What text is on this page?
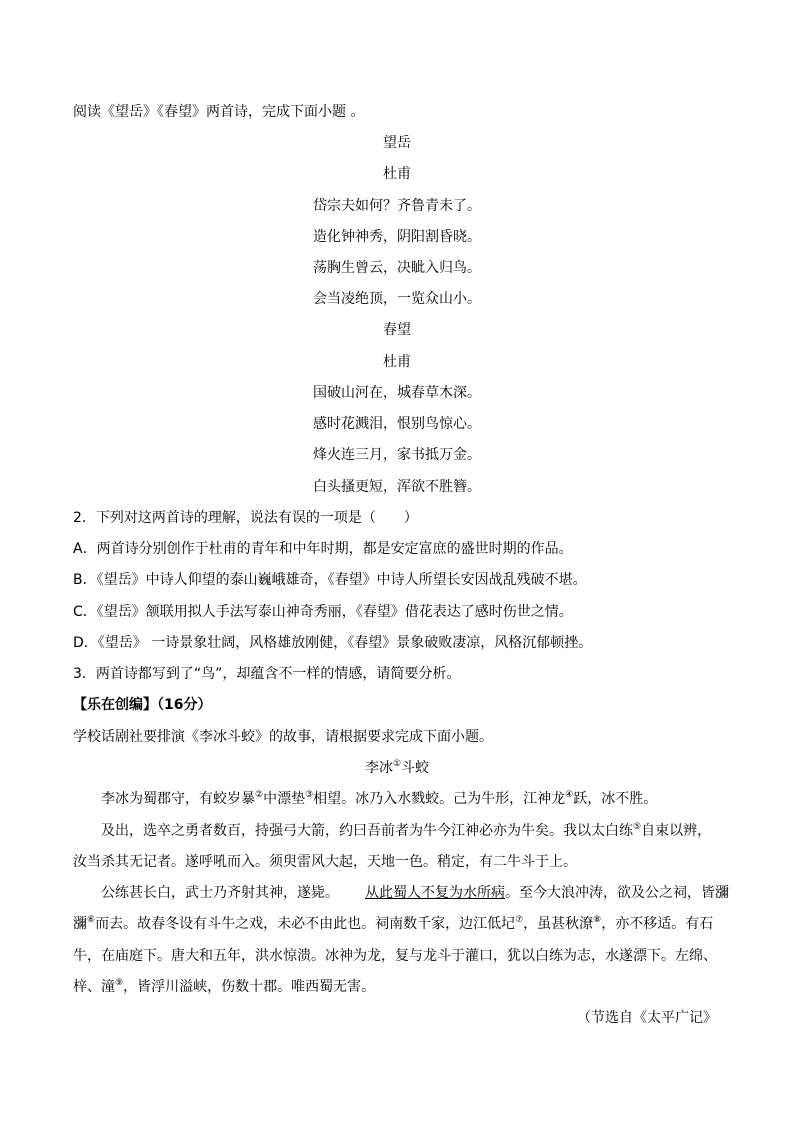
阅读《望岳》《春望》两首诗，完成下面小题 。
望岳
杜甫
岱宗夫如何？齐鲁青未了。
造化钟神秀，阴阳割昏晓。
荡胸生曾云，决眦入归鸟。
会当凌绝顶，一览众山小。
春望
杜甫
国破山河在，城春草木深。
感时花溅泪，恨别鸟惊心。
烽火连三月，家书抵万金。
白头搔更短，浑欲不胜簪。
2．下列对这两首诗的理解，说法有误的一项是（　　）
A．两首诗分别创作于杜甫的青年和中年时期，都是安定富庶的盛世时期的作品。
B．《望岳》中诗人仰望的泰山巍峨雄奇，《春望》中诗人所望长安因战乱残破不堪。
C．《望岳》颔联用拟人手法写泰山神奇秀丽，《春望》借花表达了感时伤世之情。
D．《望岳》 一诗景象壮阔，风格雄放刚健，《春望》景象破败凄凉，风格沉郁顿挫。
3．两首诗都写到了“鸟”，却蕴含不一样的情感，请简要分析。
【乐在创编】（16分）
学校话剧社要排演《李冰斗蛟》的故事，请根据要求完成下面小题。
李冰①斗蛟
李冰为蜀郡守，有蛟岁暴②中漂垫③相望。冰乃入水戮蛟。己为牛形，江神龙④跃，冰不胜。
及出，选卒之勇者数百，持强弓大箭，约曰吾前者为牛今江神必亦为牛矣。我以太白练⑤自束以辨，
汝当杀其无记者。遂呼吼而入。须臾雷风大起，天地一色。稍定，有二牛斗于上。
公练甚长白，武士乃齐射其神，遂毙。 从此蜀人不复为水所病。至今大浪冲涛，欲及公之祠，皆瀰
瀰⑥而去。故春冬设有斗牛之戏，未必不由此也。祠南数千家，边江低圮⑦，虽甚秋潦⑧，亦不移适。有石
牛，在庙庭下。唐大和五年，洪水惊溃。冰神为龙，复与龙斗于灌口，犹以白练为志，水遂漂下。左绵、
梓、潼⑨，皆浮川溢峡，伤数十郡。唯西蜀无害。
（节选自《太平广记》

> **TO BE DONE**
Copy out the whole listing exactly, and don't carry over any pictures.

> **RESPONSE TO THE TASK**
What text is on this page?
阅读《望岳》《春望》两首诗，完成下面小题 。
望岳
杜甫
岱宗夫如何？齐鲁青未了。
造化钟神秀，阴阳割昏晓。
荡胸生曾云，决眦入归鸟。
会当凌绝顶，一览众山小。
春望
杜甫
国破山河在，城春草木深。
感时花溅泪，恨别鸟惊心。
烽火连三月，家书抵万金。
白头搔更短，浑欲不胜簪。
2．下列对这两首诗的理解，说法有误的一项是（　　）
A．两首诗分别创作于杜甫的青年和中年时期，都是安定富庶的盛世时期的作品。
B．《望岳》中诗人仰望的泰山巍峨雄奇，《春望》中诗人所望长安因战乱残破不堪。
C．《望岳》颔联用拟人手法写泰山神奇秀丽，《春望》借花表达了感时伤世之情。
D．《望岳》 一诗景象壮阔，风格雄放刚健，《春望》景象破败凄凉，风格沉郁顿挫。
3．两首诗都写到了“鸟”，却蕴含不一样的情感，请简要分析。
【乐在创编】（16分）
学校话剧社要排演《李冰斗蛟》的故事，请根据要求完成下面小题。
李冰①斗蛟
李冰为蜀郡守，有蛟岁暴②中漂垫③相望。冰乃入水戮蛟。己为牛形，江神龙④跃，冰不胜。
及出，选卒之勇者数百，持强弓大箭，约曰吾前者为牛今江神必亦为牛矣。我以太白练⑤自束以辨，
汝当杀其无记者。遂呼吼而入。须臾雷风大起，天地一色。稍定，有二牛斗于上。
公练甚长白，武士乃齐射其神，遂毙。 从此蜀人不复为水所病。至今大浪冲涛，欲及公之祠，皆瀰
瀰⑥而去。故春冬设有斗牛之戏，未必不由此也。祠南数千家，边江低圮⑦，虽甚秋潦⑧，亦不移适。有石
牛，在庙庭下。唐大和五年，洪水惊溃。冰神为龙，复与龙斗于灌口，犹以白练为志，水遂漂下。左绵、
梓、潼⑨，皆浮川溢峡，伤数十郡。唯西蜀无害。
（节选自《太平广记》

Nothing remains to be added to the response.